Transcribe the entries exactly; images are not part of the copy.

- [Records for the exercise]
(begin)
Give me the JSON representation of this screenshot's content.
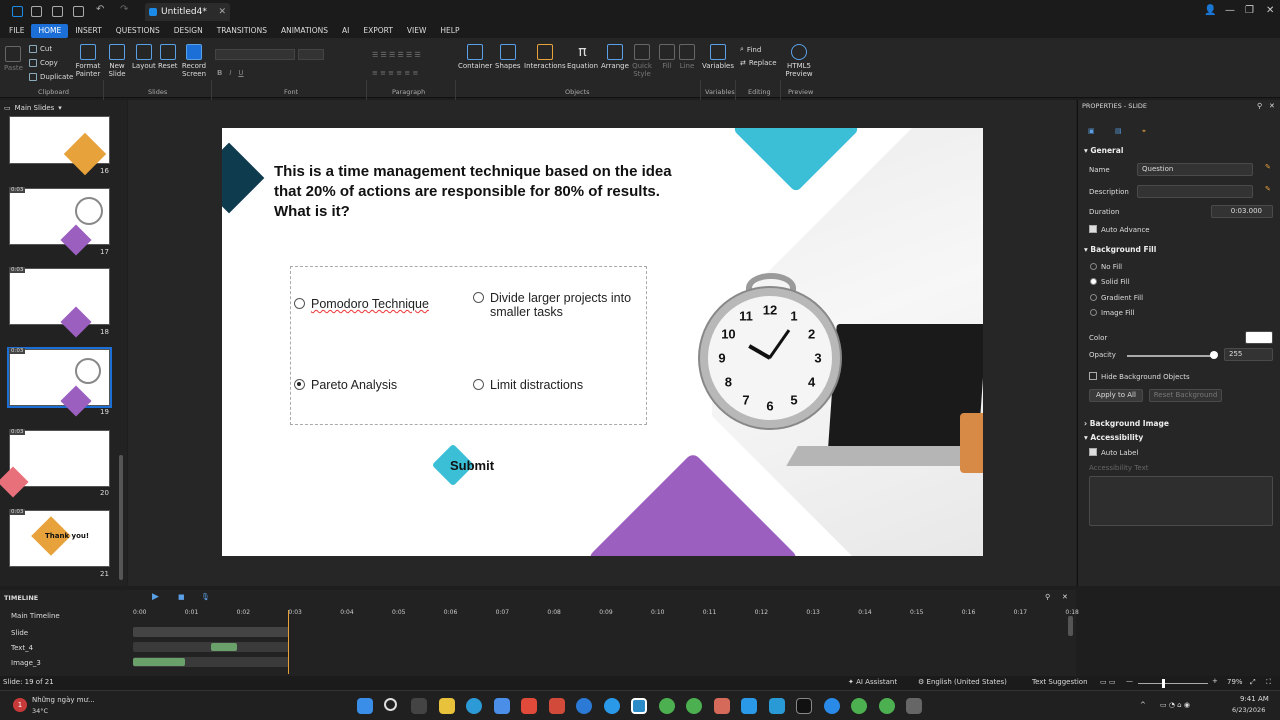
{
  "app": {
    "doc_tab": "Untitled4*"
  },
  "menu": [
    "FILE",
    "HOME",
    "INSERT",
    "QUESTIONS",
    "DESIGN",
    "TRANSITIONS",
    "ANIMATIONS",
    "AI",
    "EXPORT",
    "VIEW",
    "HELP"
  ],
  "ribbon": {
    "paste": "Paste",
    "cut": "Cut",
    "copy": "Copy",
    "duplicate": "Duplicate",
    "format_painter": "Format Painter",
    "new_slide": "New Slide",
    "layout": "Layout",
    "reset": "Reset",
    "record_screen": "Record Screen",
    "container": "Container",
    "shapes": "Shapes",
    "interactions": "Interactions",
    "equation": "Equation",
    "arrange": "Arrange",
    "quick_style": "Quick Style",
    "fill": "Fill",
    "line": "Line",
    "variables": "Variables",
    "find": "Find",
    "replace": "Replace",
    "html5_preview": "HTML5 Preview",
    "groups": {
      "clipboard": "Clipboard",
      "slides": "Slides",
      "font": "Font",
      "paragraph": "Paragraph",
      "objects": "Objects",
      "variables": "Variables",
      "editing": "Editing",
      "preview": "Preview"
    }
  },
  "slides_panel": {
    "title": "Main Slides",
    "thumbs": [
      {
        "num": "16",
        "dur": ""
      },
      {
        "num": "17",
        "dur": "0:03"
      },
      {
        "num": "18",
        "dur": "0:03"
      },
      {
        "num": "19",
        "dur": "0:03"
      },
      {
        "num": "20",
        "dur": "0:03"
      },
      {
        "num": "21",
        "dur": "0:03"
      }
    ],
    "thankyou": "Thank you!"
  },
  "slide": {
    "question": "This is a time management technique based on the idea that 20% of actions are responsible for 80% of results. What is it?",
    "options": [
      {
        "label": "Pomodoro Technique",
        "selected": false
      },
      {
        "label": "Divide larger projects into smaller tasks",
        "selected": false
      },
      {
        "label": "Pareto Analysis",
        "selected": true
      },
      {
        "label": "Limit distractions",
        "selected": false
      }
    ],
    "submit": "Submit",
    "clock_numbers": [
      "12",
      "1",
      "2",
      "3",
      "4",
      "5",
      "6",
      "7",
      "8",
      "9",
      "10",
      "11"
    ]
  },
  "properties": {
    "title": "PROPERTIES - SLIDE",
    "general": "General",
    "name_label": "Name",
    "name_value": "Question",
    "description_label": "Description",
    "duration_label": "Duration",
    "duration_value": "0:03.000",
    "auto_advance": "Auto Advance",
    "background_fill": "Background Fill",
    "no_fill": "No Fill",
    "solid_fill": "Solid Fill",
    "gradient_fill": "Gradient Fill",
    "image_fill": "Image Fill",
    "color_label": "Color",
    "opacity_label": "Opacity",
    "opacity_value": "255",
    "hide_bg": "Hide Background Objects",
    "apply_all": "Apply to All",
    "reset_bg": "Reset Background",
    "background_image": "Background Image",
    "accessibility": "Accessibility",
    "auto_label": "Auto Label",
    "accessibility_text": "Accessibility Text"
  },
  "timeline": {
    "title": "TIMELINE",
    "main": "Main Timeline",
    "ticks": [
      "0:00",
      "0:01",
      "0:02",
      "0:03",
      "0:04",
      "0:05",
      "0:06",
      "0:07",
      "0:08",
      "0:09",
      "0:10",
      "0:11",
      "0:12",
      "0:13",
      "0:14",
      "0:15",
      "0:16",
      "0:17",
      "0:18"
    ],
    "rows": [
      "Slide",
      "Text_4",
      "Image_3"
    ]
  },
  "status": {
    "slide": "Slide: 19 of 21",
    "ai": "AI Assistant",
    "lang": "English (United States)",
    "text_suggestion": "Text Suggestion",
    "zoom": "79%"
  },
  "taskbar": {
    "weather": "Những ngày mư...",
    "temp": "34°C",
    "time": "9:41 AM",
    "date": "6/23/2026",
    "badge": "1"
  },
  "colors": {
    "accent": "#1c6fd6",
    "teal": "#3bbfd6",
    "purple": "#9b5fc0",
    "navy": "#0f3b4f"
  }
}
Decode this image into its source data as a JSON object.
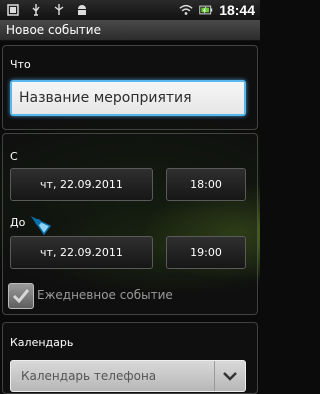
{
  "status_bar": {
    "time": "18:44",
    "left_icons": [
      "notification-square-icon",
      "usb-icon",
      "usb-debug-icon",
      "android-icon"
    ],
    "right_icons": [
      "wifi-icon",
      "battery-icon"
    ]
  },
  "header": {
    "title": "Новое событие"
  },
  "what": {
    "label": "Что",
    "input_value": "Название мероприятия"
  },
  "from": {
    "label": "С",
    "date": "чт, 22.09.2011",
    "time": "18:00"
  },
  "to": {
    "label": "До",
    "date": "чт, 22.09.2011",
    "time": "19:00"
  },
  "all_day": {
    "label": "Ежедневное событие",
    "checked": true
  },
  "calendar": {
    "label": "Календарь",
    "selected": "Календарь телефона"
  },
  "colors": {
    "focus_border": "#59b7f0",
    "header_bg": "#3a3a3a",
    "background_green": "#4a7a1a"
  }
}
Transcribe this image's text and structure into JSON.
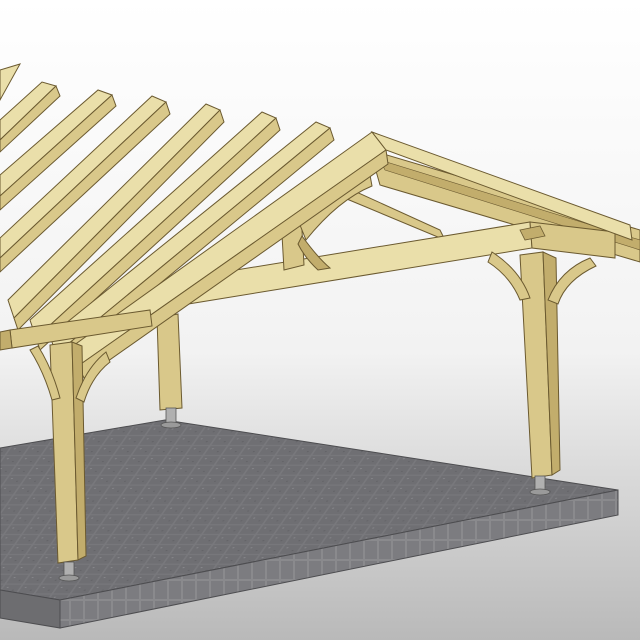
{
  "scene": {
    "subject": "timber-frame-carport",
    "rafter_count": 8,
    "post_count": 4,
    "colors": {
      "timber_top": "#eadfaa",
      "timber_side": "#d9c88a",
      "timber_dark": "#c2ad6c",
      "timber_edge": "#6b5a30",
      "paving": "#76767a",
      "paving_edge": "#5a5a5e",
      "background_top": "#ffffff",
      "background_bottom": "#b9b9b9",
      "metal_base": "#b0b0b0"
    }
  }
}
(end)
- [Result below]
Give me the JSON representation of this screenshot's content.
{
  "app": {
    "doc_tab": "Untitled4*"
  },
  "menu": [
    "FILE",
    "HOME",
    "INSERT",
    "QUESTIONS",
    "DESIGN",
    "TRANSITIONS",
    "ANIMATIONS",
    "AI",
    "EXPORT",
    "VIEW",
    "HELP"
  ],
  "ribbon": {
    "paste": "Paste",
    "cut": "Cut",
    "copy": "Copy",
    "duplicate": "Duplicate",
    "format_painter": "Format Painter",
    "new_slide": "New Slide",
    "layout": "Layout",
    "reset": "Reset",
    "record_screen": "Record Screen",
    "container": "Container",
    "shapes": "Shapes",
    "interactions": "Interactions",
    "equation": "Equation",
    "arrange": "Arrange",
    "quick_style": "Quick Style",
    "fill": "Fill",
    "line": "Line",
    "variables": "Variables",
    "find": "Find",
    "replace": "Replace",
    "html5_preview": "HTML5 Preview",
    "groups": {
      "clipboard": "Clipboard",
      "slides": "Slides",
      "font": "Font",
      "paragraph": "Paragraph",
      "objects": "Objects",
      "variables": "Variables",
      "editing": "Editing",
      "preview": "Preview"
    }
  },
  "slides_panel": {
    "title": "Main Slides",
    "thumbs": [
      {
        "num": "16",
        "dur": ""
      },
      {
        "num": "17",
        "dur": "0:03"
      },
      {
        "num": "18",
        "dur": "0:03"
      },
      {
        "num": "19",
        "dur": "0:03"
      },
      {
        "num": "20",
        "dur": "0:03"
      },
      {
        "num": "21",
        "dur": "0:03"
      }
    ],
    "thankyou": "Thank you!"
  },
  "slide": {
    "question": "This is a time management technique based on the idea that 20% of actions are responsible for 80% of results. What is it?",
    "options": [
      {
        "label": "Pomodoro Technique",
        "selected": false
      },
      {
        "label": "Divide larger projects into smaller tasks",
        "selected": false
      },
      {
        "label": "Pareto Analysis",
        "selected": true
      },
      {
        "label": "Limit distractions",
        "selected": false
      }
    ],
    "submit": "Submit",
    "clock_numbers": [
      "12",
      "1",
      "2",
      "3",
      "4",
      "5",
      "6",
      "7",
      "8",
      "9",
      "10",
      "11"
    ]
  },
  "properties": {
    "title": "PROPERTIES - SLIDE",
    "general": "General",
    "name_label": "Name",
    "name_value": "Question",
    "description_label": "Description",
    "duration_label": "Duration",
    "duration_value": "0:03.000",
    "auto_advance": "Auto Advance",
    "background_fill": "Background Fill",
    "no_fill": "No Fill",
    "solid_fill": "Solid Fill",
    "gradient_fill": "Gradient Fill",
    "image_fill": "Image Fill",
    "color_label": "Color",
    "opacity_label": "Opacity",
    "opacity_value": "255",
    "hide_bg": "Hide Background Objects",
    "apply_all": "Apply to All",
    "reset_bg": "Reset Background",
    "background_image": "Background Image",
    "accessibility": "Accessibility",
    "auto_label": "Auto Label",
    "accessibility_text": "Accessibility Text"
  },
  "timeline": {
    "title": "TIMELINE",
    "main": "Main Timeline",
    "ticks": [
      "0:00",
      "0:01",
      "0:02",
      "0:03",
      "0:04",
      "0:05",
      "0:06",
      "0:07",
      "0:08",
      "0:09",
      "0:10",
      "0:11",
      "0:12",
      "0:13",
      "0:14",
      "0:15",
      "0:16",
      "0:17",
      "0:18"
    ],
    "rows": [
      "Slide",
      "Text_4",
      "Image_3"
    ]
  },
  "status": {
    "slide": "Slide: 19 of 21",
    "ai": "AI Assistant",
    "lang": "English (United States)",
    "text_suggestion": "Text Suggestion",
    "zoom": "79%"
  },
  "taskbar": {
    "weather": "Những ngày mư...",
    "temp": "34°C",
    "time": "9:41 AM",
    "date": "6/23/2026",
    "badge": "1"
  },
  "colors": {
    "accent": "#1c6fd6",
    "teal": "#3bbfd6",
    "purple": "#9b5fc0",
    "navy": "#0f3b4f"
  }
}
Decode this image into its source data as a JSON object.
{
  "status_bar": {
    "time": "18:44",
    "left_icons": [
      "notification-square-icon",
      "usb-icon",
      "usb-debug-icon",
      "android-icon"
    ],
    "right_icons": [
      "wifi-icon",
      "battery-icon"
    ]
  },
  "header": {
    "title": "Новое событие"
  },
  "what": {
    "label": "Что",
    "input_value": "Название мероприятия"
  },
  "from": {
    "label": "С",
    "date": "чт, 22.09.2011",
    "time": "18:00"
  },
  "to": {
    "label": "До",
    "date": "чт, 22.09.2011",
    "time": "19:00"
  },
  "all_day": {
    "label": "Ежедневное событие",
    "checked": true
  },
  "calendar": {
    "label": "Календарь",
    "selected": "Календарь телефона"
  },
  "colors": {
    "focus_border": "#59b7f0",
    "header_bg": "#3a3a3a",
    "background_green": "#4a7a1a"
  }
}
Transcribe this image's text and structure into JSON.
{
  "scene": {
    "subject": "timber-frame-carport",
    "rafter_count": 8,
    "post_count": 4,
    "colors": {
      "timber_top": "#eadfaa",
      "timber_side": "#d9c88a",
      "timber_dark": "#c2ad6c",
      "timber_edge": "#6b5a30",
      "paving": "#76767a",
      "paving_edge": "#5a5a5e",
      "background_top": "#ffffff",
      "background_bottom": "#b9b9b9",
      "metal_base": "#b0b0b0"
    }
  }
}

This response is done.